(A few entries)
· · · ·

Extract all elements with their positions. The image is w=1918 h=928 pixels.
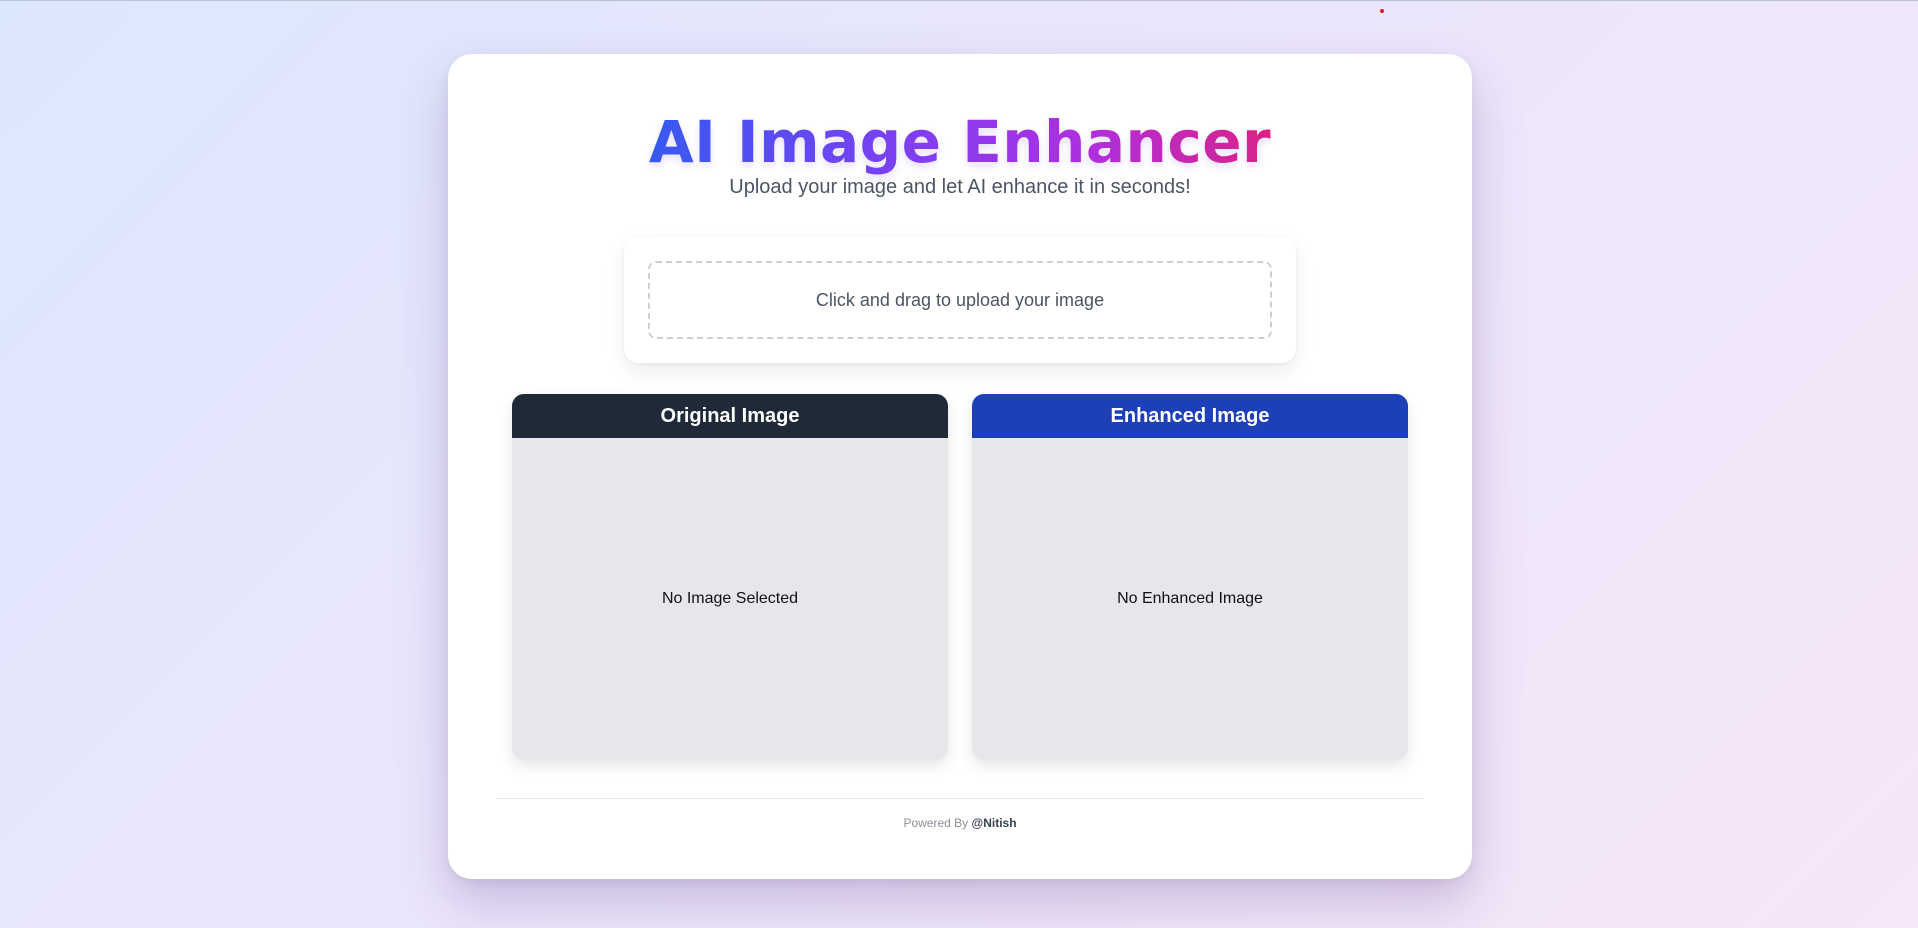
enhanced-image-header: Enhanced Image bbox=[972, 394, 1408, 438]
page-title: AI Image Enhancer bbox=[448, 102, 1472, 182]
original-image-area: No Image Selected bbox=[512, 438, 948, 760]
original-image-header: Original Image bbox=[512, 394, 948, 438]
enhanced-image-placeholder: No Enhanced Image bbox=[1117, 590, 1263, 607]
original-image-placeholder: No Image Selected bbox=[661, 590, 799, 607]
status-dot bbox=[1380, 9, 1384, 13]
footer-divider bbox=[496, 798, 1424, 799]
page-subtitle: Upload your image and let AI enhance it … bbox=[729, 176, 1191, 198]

· · · ·

◆ **TASK**
Arrange the entries from the line containing "enhanced-image-header: Enhanced Image" through the line containing "footer-divider bbox=[496, 798, 1424, 799]" as a Markdown table with the columns Row and Line, numbering each row and skipping blank lines. Include only those lines.

◆ **OUTPUT**
| Row | Line |
|---|---|
| 1 | enhanced-image-header: Enhanced Image bbox=[972, 394, 1408, 438] |
| 2 | page-title: AI Image Enhancer bbox=[448, 102, 1472, 182] |
| 3 | original-image-area: No Image Selected bbox=[512, 438, 948, 760] |
| 4 | original-image-header: Original Image bbox=[512, 394, 948, 438] |
| 5 | enhanced-image-placeholder: No Enhanced Image bbox=[1117, 590, 1263, 607] |
| 6 | original-image-placeholder: No Image Selected bbox=[661, 590, 799, 607] |
| 7 | status-dot bbox=[1380, 9, 1384, 13] |
| 8 | footer-divider bbox=[496, 798, 1424, 799] |